Your instructions>
Rewrite the material below as a numbered list with one item per line, skipping blank lines and leaving out the pictures.

[Bounding box entries]
_____

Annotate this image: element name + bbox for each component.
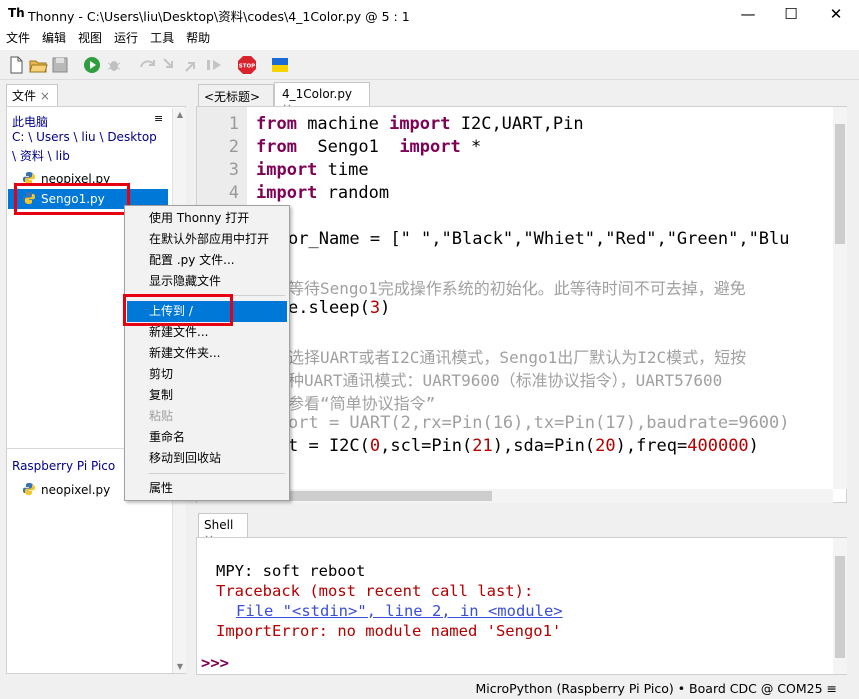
tab-shell[interactable]: Shell × — [198, 513, 248, 546]
run-icon[interactable] — [82, 55, 102, 75]
annotation-highlight-box — [14, 183, 130, 215]
debug-icon[interactable] — [104, 55, 124, 75]
menu-show-hidden[interactable]: 显示隐藏文件 — [127, 271, 287, 292]
new-file-icon[interactable] — [6, 55, 26, 75]
menu-tools[interactable]: 工具 — [144, 28, 180, 49]
line-number: 4 — [228, 183, 239, 203]
shell-output-line: MPY: soft reboot — [216, 562, 366, 580]
window-title: Thonny - C:\Users\liu\Desktop\资料\codes\4… — [28, 9, 410, 24]
menu-paste-disabled: 粘贴 — [149, 409, 174, 423]
ukraine-flag-icon — [271, 55, 291, 75]
code-line[interactable]: 等待Sengo1完成操作系统的初始化。此等待时间不可去掉，避免 — [288, 275, 833, 299]
path-breadcrumb-cont[interactable]: \ 资料 \ lib — [12, 147, 70, 164]
maximize-button[interactable]: ☐ — [768, 0, 814, 28]
tab-untitled[interactable]: <无标题> × — [198, 84, 274, 119]
menu-move-to-recycle-bin[interactable]: 移动到回收站 — [127, 448, 287, 469]
menu-cut[interactable]: 剪切 — [127, 364, 287, 385]
save-icon[interactable] — [50, 55, 70, 75]
code-line[interactable]: 种UART通讯模式：UART9600（标准协议指令），UART57600 — [288, 367, 833, 391]
code-line[interactable]: import random — [256, 183, 389, 203]
code-line[interactable]: import time — [256, 160, 369, 180]
shell-scroll-thumb[interactable] — [835, 556, 845, 658]
line-number: 3 — [228, 160, 239, 180]
line-number: 2 — [228, 137, 239, 157]
step-into-icon[interactable] — [160, 55, 180, 75]
annotation-highlight-box — [123, 294, 233, 326]
shell-error-line: ImportError: no module named 'Sengo1' — [216, 622, 562, 640]
menu-help[interactable]: 帮助 — [180, 28, 216, 49]
device-file-neopixel[interactable]: neopixel.py — [22, 480, 110, 500]
thonny-logo-icon: Th — [8, 6, 25, 20]
shell-prompt[interactable]: >>> — [201, 654, 229, 672]
line-number: 1 — [228, 114, 239, 134]
step-over-icon[interactable] — [138, 55, 158, 75]
step-out-icon[interactable] — [182, 55, 202, 75]
python-file-icon — [23, 483, 35, 495]
pane-menu-icon[interactable]: ≡ — [154, 112, 163, 125]
code-line[interactable]: e.sleep(3) — [288, 298, 390, 318]
code-line[interactable]: 参看“简单协议指令” — [288, 390, 435, 414]
menu-copy[interactable]: 复制 — [127, 385, 287, 406]
menu-file[interactable]: 文件 — [0, 28, 36, 49]
traceback-link[interactable]: File "<stdin>", line 2, in <module> — [236, 602, 563, 620]
menu-configure-py[interactable]: 配置 .py 文件... — [127, 250, 287, 271]
this-pc-header[interactable]: 此电脑 — [12, 113, 48, 130]
close-icon[interactable]: × — [40, 89, 50, 103]
code-line[interactable]: from machine import I2C,UART,Pin — [256, 114, 584, 134]
menu-bar: 文件 编辑 视图 运行 工具 帮助 — [0, 28, 859, 50]
code-line[interactable]: t = I2C(0,scl=Pin(21),sda=Pin(20),freq=4… — [288, 436, 759, 456]
menu-open-with-thonny[interactable]: 使用 Thonny 打开 — [127, 208, 287, 229]
menu-new-folder[interactable]: 新建文件夹... — [127, 343, 287, 364]
minimize-button[interactable]: — — [725, 0, 771, 28]
editor-scroll-thumb[interactable] — [835, 124, 845, 244]
menu-open-external[interactable]: 在默认外部应用中打开 — [127, 229, 287, 250]
tab-4-1color[interactable]: 4_1Color.py × — [274, 82, 370, 115]
menu-view[interactable]: 视图 — [72, 28, 108, 49]
open-folder-icon[interactable] — [28, 55, 48, 75]
device-header[interactable]: Raspberry Pi Pico — [12, 459, 115, 473]
code-line[interactable]: or_Name = [" ","Black","Whiet","Red","Gr… — [288, 229, 833, 249]
code-line[interactable]: ort = UART(2,rx=Pin(16),tx=Pin(17),baudr… — [288, 413, 833, 433]
close-window-button[interactable]: ✕ — [813, 0, 859, 28]
code-line[interactable]: from Sengo1 import * — [256, 137, 481, 157]
path-breadcrumb[interactable]: C: \ Users \ liu \ Desktop — [12, 130, 157, 144]
svg-text:STOP: STOP — [239, 64, 255, 70]
tab-files[interactable]: 文件 × — [6, 84, 58, 106]
resume-icon[interactable] — [204, 55, 224, 75]
menu-rename[interactable]: 重命名 — [127, 427, 287, 448]
scroll-up-icon[interactable]: ▲ — [173, 110, 187, 119]
shell-error-line: Traceback (most recent call last): — [216, 582, 534, 600]
menu-edit[interactable]: 编辑 — [36, 28, 72, 49]
menu-run[interactable]: 运行 — [108, 28, 144, 49]
scroll-down-icon[interactable]: ▼ — [173, 662, 187, 671]
interpreter-status[interactable]: MicroPython (Raspberry Pi Pico) • Board … — [476, 681, 838, 696]
menu-properties[interactable]: 属性 — [127, 478, 287, 499]
toolbar — [0, 50, 859, 80]
context-menu: 使用 Thonny 打开 在默认外部应用中打开 配置 .py 文件... 显示隐… — [124, 205, 290, 501]
menu-separator — [149, 473, 285, 474]
stop-icon[interactable]: STOP — [237, 55, 257, 75]
code-line[interactable]: 选择UART或者I2C通讯模式，Sengo1出厂默认为I2C模式，短按 — [288, 344, 833, 368]
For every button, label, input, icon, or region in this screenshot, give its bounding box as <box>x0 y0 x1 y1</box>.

_____

Exercise solution>
1. Annotate this image: element name + bbox for each component.
2. tab-shell[interactable]: Shell × — [198, 513, 248, 546]
3. run-icon[interactable] — [82, 55, 102, 75]
4. annotation-highlight-box — [14, 183, 130, 215]
5. debug-icon[interactable] — [104, 55, 124, 75]
6. menu-show-hidden[interactable]: 显示隐藏文件 — [127, 271, 287, 292]
7. new-file-icon[interactable] — [6, 55, 26, 75]
8. menu-tools[interactable]: 工具 — [144, 28, 180, 49]
9. line-number: 4 — [228, 183, 239, 203]
10. shell-output-line: MPY: soft reboot — [216, 562, 366, 580]
11. window-title: Thonny - C:\Users\liu\Desktop\资料\codes\4… — [28, 9, 410, 24]
12. menu-paste-disabled: 粘贴 — [149, 409, 174, 423]
13. ukraine-flag-icon — [271, 55, 291, 75]
14. code-line[interactable]: 等待Sengo1完成操作系统的初始化。此等待时间不可去掉，避免 — [288, 275, 833, 299]
15. path-breadcrumb-cont[interactable]: \ 资料 \ lib — [12, 147, 70, 164]
16. maximize-button[interactable]: ☐ — [768, 0, 814, 28]
17. tab-untitled[interactable]: <无标题> × — [198, 84, 274, 119]
18. menu-move-to-recycle-bin[interactable]: 移动到回收站 — [127, 448, 287, 469]
19. menu-cut[interactable]: 剪切 — [127, 364, 287, 385]
20. save-icon[interactable] — [50, 55, 70, 75]
21. code-line[interactable]: 种UART通讯模式：UART9600（标准协议指令），UART57600 — [288, 367, 833, 391]
22. code-line[interactable]: import random — [256, 183, 389, 203]
23. code-line[interactable]: import time — [256, 160, 369, 180]
24. shell-scroll-thumb[interactable] — [835, 556, 845, 658]
25. line-number: 3 — [228, 160, 239, 180]
26. line-number: 2 — [228, 137, 239, 157]
27. step-into-icon[interactable] — [160, 55, 180, 75]
28. annotation-highlight-box — [123, 294, 233, 326]
29. shell-error-line: ImportError: no module named 'Sengo1' — [216, 622, 562, 640]
30. menu-help[interactable]: 帮助 — [180, 28, 216, 49]
31. device-file-neopixel[interactable]: neopixel.py — [22, 480, 110, 500]
32. thonny-logo-icon: Th — [8, 6, 25, 20]
33. shell-prompt[interactable]: >>> — [201, 654, 229, 672]
34. line-number: 1 — [228, 114, 239, 134]
35. step-over-icon[interactable] — [138, 55, 158, 75]
36. step-out-icon[interactable] — [182, 55, 202, 75]
37. python-file-icon — [23, 483, 35, 495]
38. pane-menu-icon[interactable]: ≡ — [154, 112, 163, 125]
39. code-line[interactable]: e.sleep(3) — [288, 298, 390, 318]
40. code-line[interactable]: 参看“简单协议指令” — [288, 390, 435, 414]
41. menu-copy[interactable]: 复制 — [127, 385, 287, 406]
42. menu-file[interactable]: 文件 — [0, 28, 36, 49]
43. traceback-link[interactable]: File "<stdin>", line 2, in <module> — [236, 602, 563, 620]
44. menu-configure-py[interactable]: 配置 .py 文件... — [127, 250, 287, 271]
45. this-pc-header[interactable]: 此电脑 — [12, 113, 48, 130]
46. close-icon[interactable]: × — [40, 89, 50, 103]
47. code-line[interactable]: from machine import I2C,UART,Pin — [256, 114, 584, 134]
48. menu-bar: 文件 编辑 视图 运行 工具 帮助 — [0, 28, 859, 50]
49. code-line[interactable]: t = I2C(0,scl=Pin(21),sda=Pin(20),freq=4… — [288, 436, 759, 456]
50. menu-open-with-thonny[interactable]: 使用 Thonny 打开 — [127, 208, 287, 229]
51. menu-new-folder[interactable]: 新建文件夹... — [127, 343, 287, 364]
52. minimize-button[interactable]: — — [725, 0, 771, 28]
53. editor-scroll-thumb[interactable] — [835, 124, 845, 244]
54. menu-open-external[interactable]: 在默认外部应用中打开 — [127, 229, 287, 250]
55. tab-4-1color[interactable]: 4_1Color.py × — [274, 82, 370, 115]
56. menu-view[interactable]: 视图 — [72, 28, 108, 49]
57. open-folder-icon[interactable] — [28, 55, 48, 75]
58. device-header[interactable]: Raspberry Pi Pico — [12, 459, 115, 473]
59. code-line[interactable]: or_Name = [" ","Black","Whiet","Red","Gr… — [288, 229, 833, 249]
60. code-line[interactable]: ort = UART(2,rx=Pin(16),tx=Pin(17),baudr… — [288, 413, 833, 433]
61. close-window-button[interactable]: ✕ — [813, 0, 859, 28]
62. code-line[interactable]: from Sengo1 import * — [256, 137, 481, 157]
63. path-breadcrumb[interactable]: C: \ Users \ liu \ Desktop — [12, 130, 157, 144]
64. svg-text:STOP: STOP — [239, 64, 255, 70]
65. tab-files[interactable]: 文件 × — [6, 84, 58, 106]
66. resume-icon[interactable] — [204, 55, 224, 75]
67. menu-rename[interactable]: 重命名 — [127, 427, 287, 448]
68. scroll-up-icon[interactable]: ▲ — [173, 110, 187, 119]
69. shell-error-line: Traceback (most recent call last): — [216, 582, 534, 600]
70. menu-edit[interactable]: 编辑 — [36, 28, 72, 49]
71. menu-run[interactable]: 运行 — [108, 28, 144, 49]
72. scroll-down-icon[interactable]: ▼ — [173, 662, 187, 671]
73. interpreter-status[interactable]: MicroPython (Raspberry Pi Pico) • Board … — [476, 681, 838, 696]
74. menu-properties[interactable]: 属性 — [127, 478, 287, 499]
75. toolbar — [0, 50, 859, 80]
76. context-menu: 使用 Thonny 打开 在默认外部应用中打开 配置 .py 文件... 显示隐… — [124, 205, 290, 501]
77. menu-separator — [149, 473, 285, 474]
78. stop-icon[interactable]: STOP — [237, 55, 257, 75]
79. code-line[interactable]: 选择UART或者I2C通讯模式，Sengo1出厂默认为I2C模式，短按 — [288, 344, 833, 368]
80. For every button, label, input, icon, or region in this screenshot, give its bounding box as <box>x0 y0 x1 y1</box>.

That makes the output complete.